— BEGIN SELECTION —

- The Mask in Sensational Wonder Woman #14 (April 2021), art by Sanya Anwar.

Publication information
- Publisher: DC Comics
- First appearance: Wonder Woman #24 (July/August 1947)
- Created by: William Moulton Marston, Harry G. Peter

In-story information
- Alter ego: Nina Close Natalia Close Nina Solorzano
- Abilities: Criminal mastermind; Highly skilled marksperson; Technological prowess;

= Mask (DC Comics) =

The Mask is a fictional character appearing in DC Comics publications and related media, commonly as a recurring adversary of the superhero Wonder Woman. Created by writer William Moulton Marston and artist Harry G. Peter, the character debuted in 1947 in Wonder Woman #24 as the villainous alter-ego of Nina Close, a victim of domestic spousal abuse suffering from dissociative identity disorder. The blonde-haired Nina was timid and quiet, but her alternate personality, the dark-haired Mask, was ruthless, violent and cruel. The Mask's primary modus operandi was to trap her victims in grisly BDSM-style torture masks rigged to release acid into their throats unless her demands were met. After DC Comics rebooted its continuity in 1985 (a publication event known as the Crisis on Infinite Earths), Wonder Woman and her supporting characters were re-imagined. Though originally absent from this revised mythos, the character was reintroduced in 2007's Wonder Woman (vol. 3) Annual #1, written by Allan Heinberg and illustrated by Terry Dodson and Rachel Dodson, as a masked anti-hero dispensing violent retribution against men who abuse women. She would get a post-Rebirth reformulation by writer/artist Sanya Anwar in 2021's Sensational Wonder Woman #13-14 as Natalia Close (née Nina Solorzano), a troubled social media personality and influencer who develops the lethal alter-ego of a criminal mastermind named the Mask.

This Mask is distinct from the character of the same name appearing in Dark Horse Comics publications and related media.

==Context==
William Moulton Marston, the Mask's creator, was a psychologist who conceived many of Wonder Woman's Golden Age foes as allegories for psychological and moral motifs, but he also used villain characters to represent mental illness. As such, the Mask (as well as Wonder Woman's nemesis the Cheetah, a more recognizable Marston creation debuting four years earlier) illustrated then-current perspectives on what is now understood as dissociative identity disorder. Unlike the Cheetah, whose disassociation was idiopathic, the vicious Golden Age Mask was the product of a very specific trauma: spousal abuse. Contemporary reformulations of the character by writers Allan Heinberg and Sanya Anwar have reflected changing worldviews regarding mental illness, but have maintained the emergence of the Mask persona as a protective response to trauma. Heinberg's Mask, like Marston's, was an apparent abuse victim. Anwar's Mask has a more complex psychological makeup, struggling with several dysfunctional familial relationships and stress related to the upkeep of a seemingly perfect social media persona.

— END SELECTION —
— BEGIN ENTRIES —

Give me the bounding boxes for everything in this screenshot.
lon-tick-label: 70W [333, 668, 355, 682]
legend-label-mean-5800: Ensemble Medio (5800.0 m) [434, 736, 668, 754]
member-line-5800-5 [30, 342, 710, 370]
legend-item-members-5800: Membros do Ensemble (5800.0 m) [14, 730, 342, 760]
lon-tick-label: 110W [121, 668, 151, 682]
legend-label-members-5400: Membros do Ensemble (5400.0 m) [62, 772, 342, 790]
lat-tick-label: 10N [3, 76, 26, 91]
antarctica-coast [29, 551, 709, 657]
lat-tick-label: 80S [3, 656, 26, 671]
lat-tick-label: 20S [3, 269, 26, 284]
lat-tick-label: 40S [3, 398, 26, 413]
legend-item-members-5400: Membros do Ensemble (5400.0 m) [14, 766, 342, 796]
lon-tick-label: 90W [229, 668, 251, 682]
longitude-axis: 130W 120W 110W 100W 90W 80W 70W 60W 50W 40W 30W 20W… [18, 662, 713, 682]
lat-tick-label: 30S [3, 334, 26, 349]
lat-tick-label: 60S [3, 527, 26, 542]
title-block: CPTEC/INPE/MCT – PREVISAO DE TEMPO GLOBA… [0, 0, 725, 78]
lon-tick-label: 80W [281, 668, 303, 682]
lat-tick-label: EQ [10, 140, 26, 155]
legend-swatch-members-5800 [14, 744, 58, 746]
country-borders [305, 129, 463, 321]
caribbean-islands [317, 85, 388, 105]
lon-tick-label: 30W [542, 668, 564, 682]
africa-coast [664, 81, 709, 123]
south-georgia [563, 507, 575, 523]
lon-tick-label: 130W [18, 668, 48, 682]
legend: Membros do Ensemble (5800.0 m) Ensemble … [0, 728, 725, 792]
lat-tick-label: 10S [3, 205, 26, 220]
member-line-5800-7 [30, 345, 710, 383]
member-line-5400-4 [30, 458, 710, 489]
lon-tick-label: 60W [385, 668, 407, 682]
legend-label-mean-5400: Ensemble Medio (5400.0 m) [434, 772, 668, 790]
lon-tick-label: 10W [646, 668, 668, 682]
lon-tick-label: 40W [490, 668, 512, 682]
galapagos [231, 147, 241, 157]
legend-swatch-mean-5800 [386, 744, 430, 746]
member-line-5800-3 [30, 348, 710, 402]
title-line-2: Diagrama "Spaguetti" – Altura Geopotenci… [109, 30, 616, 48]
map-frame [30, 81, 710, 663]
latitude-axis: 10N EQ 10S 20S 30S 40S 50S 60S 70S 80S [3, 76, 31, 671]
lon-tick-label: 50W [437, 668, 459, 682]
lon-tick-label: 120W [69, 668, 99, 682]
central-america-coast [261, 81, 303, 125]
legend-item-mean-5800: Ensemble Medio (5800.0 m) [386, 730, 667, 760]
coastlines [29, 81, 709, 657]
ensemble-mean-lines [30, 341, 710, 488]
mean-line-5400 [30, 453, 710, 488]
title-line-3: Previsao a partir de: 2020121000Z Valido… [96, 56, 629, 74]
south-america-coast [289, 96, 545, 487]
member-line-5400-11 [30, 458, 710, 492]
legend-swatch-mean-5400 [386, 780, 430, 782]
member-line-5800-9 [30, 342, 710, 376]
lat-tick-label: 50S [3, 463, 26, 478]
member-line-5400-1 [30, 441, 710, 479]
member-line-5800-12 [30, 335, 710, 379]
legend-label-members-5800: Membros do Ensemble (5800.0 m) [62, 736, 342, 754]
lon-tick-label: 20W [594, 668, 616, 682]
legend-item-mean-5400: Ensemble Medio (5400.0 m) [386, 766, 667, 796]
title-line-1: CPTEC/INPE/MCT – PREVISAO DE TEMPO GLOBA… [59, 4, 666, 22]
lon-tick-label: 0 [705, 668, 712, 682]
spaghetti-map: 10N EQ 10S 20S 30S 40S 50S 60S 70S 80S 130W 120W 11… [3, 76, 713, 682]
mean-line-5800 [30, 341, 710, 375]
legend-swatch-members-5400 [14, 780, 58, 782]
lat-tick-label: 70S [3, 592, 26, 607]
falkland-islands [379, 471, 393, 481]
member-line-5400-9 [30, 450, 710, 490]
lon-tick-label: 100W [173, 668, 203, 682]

— END ENTRIES —

### GIVEN TASK
Reproduce the passage of the text about the Mask from "- The Mask in" to "#24 (July/August 1947)" word for word. Rely only on the text about the Mask to complete these.

### THE COMPLETED TASK
- The Mask in Sensational Wonder Woman #14 (April 2021), art by Sanya Anwar.

Publication information
- Publisher: DC Comics
- First appearance: Wonder Woman #24 (July/August 1947)